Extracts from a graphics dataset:
▼▼▼
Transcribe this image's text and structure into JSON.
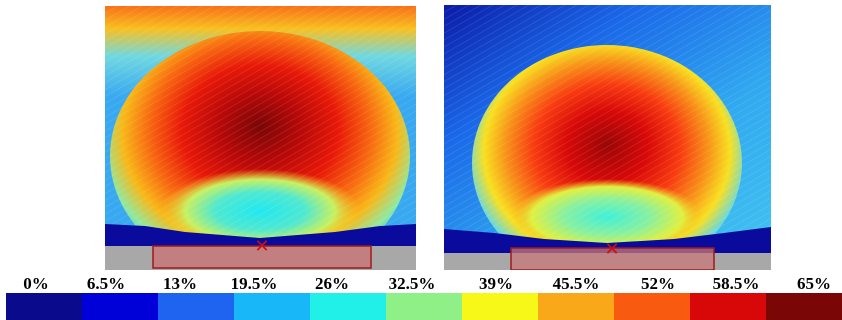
{
  "legend": {
    "ticks": [
      "0%",
      "6.5%",
      "13%",
      "19.5%",
      "26%",
      "32.5%",
      "39%",
      "45.5%",
      "52%",
      "58.5%",
      "65%"
    ],
    "colors": [
      "#0a0a8c",
      "#0000d8",
      "#1e64f0",
      "#18b8f8",
      "#20f0e8",
      "#90f088",
      "#f8f818",
      "#f8a818",
      "#f85a10",
      "#d80808",
      "#7a0606"
    ]
  },
  "panels": [
    {
      "name": "left-heatmap",
      "background": "#a8a8a8",
      "top_color": "#f87a18"
    },
    {
      "name": "right-heatmap",
      "background": "#a8a8a8",
      "top_color": "#0a1aa8"
    }
  ],
  "marker": {
    "symbol": "✕",
    "color": "#c81010",
    "box_fill": "#c87878",
    "box_stroke": "#a01818"
  }
}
▲▲▲
Copy every line of the data exactly as written, excluding the pictures.

Transcribe this image's text and structure into JSON.
{
  "legend": {
    "ticks": [
      "0%",
      "6.5%",
      "13%",
      "19.5%",
      "26%",
      "32.5%",
      "39%",
      "45.5%",
      "52%",
      "58.5%",
      "65%"
    ],
    "colors": [
      "#0a0a8c",
      "#0000d8",
      "#1e64f0",
      "#18b8f8",
      "#20f0e8",
      "#90f088",
      "#f8f818",
      "#f8a818",
      "#f85a10",
      "#d80808",
      "#7a0606"
    ]
  },
  "panels": [
    {
      "name": "left-heatmap",
      "background": "#a8a8a8",
      "top_color": "#f87a18"
    },
    {
      "name": "right-heatmap",
      "background": "#a8a8a8",
      "top_color": "#0a1aa8"
    }
  ],
  "marker": {
    "symbol": "✕",
    "color": "#c81010",
    "box_fill": "#c87878",
    "box_stroke": "#a01818"
  }
}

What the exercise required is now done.